Task instructions: The entries need to be copied exactly.

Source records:
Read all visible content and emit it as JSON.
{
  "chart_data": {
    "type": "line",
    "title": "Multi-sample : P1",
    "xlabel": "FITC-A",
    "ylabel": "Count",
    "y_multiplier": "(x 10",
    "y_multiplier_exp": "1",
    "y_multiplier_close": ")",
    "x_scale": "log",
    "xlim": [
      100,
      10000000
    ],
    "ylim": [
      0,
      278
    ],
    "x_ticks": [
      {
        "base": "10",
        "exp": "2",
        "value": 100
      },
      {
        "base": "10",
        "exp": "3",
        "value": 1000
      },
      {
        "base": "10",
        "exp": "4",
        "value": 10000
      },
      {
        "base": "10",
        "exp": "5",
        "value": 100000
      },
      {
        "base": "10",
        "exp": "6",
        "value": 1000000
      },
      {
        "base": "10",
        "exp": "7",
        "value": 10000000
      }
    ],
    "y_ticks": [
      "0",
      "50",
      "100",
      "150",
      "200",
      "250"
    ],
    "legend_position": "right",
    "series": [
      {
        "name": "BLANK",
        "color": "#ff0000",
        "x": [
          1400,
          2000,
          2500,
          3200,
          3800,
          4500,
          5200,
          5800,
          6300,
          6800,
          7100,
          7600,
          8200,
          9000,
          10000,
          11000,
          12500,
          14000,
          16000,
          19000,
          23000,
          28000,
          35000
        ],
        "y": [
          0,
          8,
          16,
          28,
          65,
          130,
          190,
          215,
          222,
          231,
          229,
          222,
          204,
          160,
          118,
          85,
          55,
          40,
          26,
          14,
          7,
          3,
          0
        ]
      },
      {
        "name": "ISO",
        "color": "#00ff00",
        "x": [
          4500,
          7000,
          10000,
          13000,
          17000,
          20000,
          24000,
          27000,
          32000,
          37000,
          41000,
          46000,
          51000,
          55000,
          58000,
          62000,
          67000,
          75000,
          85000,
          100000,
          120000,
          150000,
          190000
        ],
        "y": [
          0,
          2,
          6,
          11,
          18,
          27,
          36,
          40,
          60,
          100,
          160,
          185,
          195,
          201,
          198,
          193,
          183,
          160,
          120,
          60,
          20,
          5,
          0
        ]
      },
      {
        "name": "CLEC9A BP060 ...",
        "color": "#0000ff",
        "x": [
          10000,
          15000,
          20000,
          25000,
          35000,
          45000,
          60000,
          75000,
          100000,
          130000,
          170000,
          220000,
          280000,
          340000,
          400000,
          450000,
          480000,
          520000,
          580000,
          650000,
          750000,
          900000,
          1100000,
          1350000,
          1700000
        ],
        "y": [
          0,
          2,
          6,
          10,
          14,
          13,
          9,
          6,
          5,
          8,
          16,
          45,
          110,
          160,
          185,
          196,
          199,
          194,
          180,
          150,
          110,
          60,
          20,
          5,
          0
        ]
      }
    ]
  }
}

Response to the task:
Read all visible content and emit it as JSON.
{
  "chart_data": {
    "type": "line",
    "title": "Multi-sample : P1",
    "xlabel": "FITC-A",
    "ylabel": "Count",
    "y_multiplier": "(x 10",
    "y_multiplier_exp": "1",
    "y_multiplier_close": ")",
    "x_scale": "log",
    "xlim": [
      100,
      10000000
    ],
    "ylim": [
      0,
      278
    ],
    "x_ticks": [
      {
        "base": "10",
        "exp": "2",
        "value": 100
      },
      {
        "base": "10",
        "exp": "3",
        "value": 1000
      },
      {
        "base": "10",
        "exp": "4",
        "value": 10000
      },
      {
        "base": "10",
        "exp": "5",
        "value": 100000
      },
      {
        "base": "10",
        "exp": "6",
        "value": 1000000
      },
      {
        "base": "10",
        "exp": "7",
        "value": 10000000
      }
    ],
    "y_ticks": [
      "0",
      "50",
      "100",
      "150",
      "200",
      "250"
    ],
    "legend_position": "right",
    "series": [
      {
        "name": "BLANK",
        "color": "#ff0000",
        "x": [
          1400,
          2000,
          2500,
          3200,
          3800,
          4500,
          5200,
          5800,
          6300,
          6800,
          7100,
          7600,
          8200,
          9000,
          10000,
          11000,
          12500,
          14000,
          16000,
          19000,
          23000,
          28000,
          35000
        ],
        "y": [
          0,
          8,
          16,
          28,
          65,
          130,
          190,
          215,
          222,
          231,
          229,
          222,
          204,
          160,
          118,
          85,
          55,
          40,
          26,
          14,
          7,
          3,
          0
        ]
      },
      {
        "name": "ISO",
        "color": "#00ff00",
        "x": [
          4500,
          7000,
          10000,
          13000,
          17000,
          20000,
          24000,
          27000,
          32000,
          37000,
          41000,
          46000,
          51000,
          55000,
          58000,
          62000,
          67000,
          75000,
          85000,
          100000,
          120000,
          150000,
          190000
        ],
        "y": [
          0,
          2,
          6,
          11,
          18,
          27,
          36,
          40,
          60,
          100,
          160,
          185,
          195,
          201,
          198,
          193,
          183,
          160,
          120,
          60,
          20,
          5,
          0
        ]
      },
      {
        "name": "CLEC9A BP060 ...",
        "color": "#0000ff",
        "x": [
          10000,
          15000,
          20000,
          25000,
          35000,
          45000,
          60000,
          75000,
          100000,
          130000,
          170000,
          220000,
          280000,
          340000,
          400000,
          450000,
          480000,
          520000,
          580000,
          650000,
          750000,
          900000,
          1100000,
          1350000,
          1700000
        ],
        "y": [
          0,
          2,
          6,
          10,
          14,
          13,
          9,
          6,
          5,
          8,
          16,
          45,
          110,
          160,
          185,
          196,
          199,
          194,
          180,
          150,
          110,
          60,
          20,
          5,
          0
        ]
      }
    ]
  }
}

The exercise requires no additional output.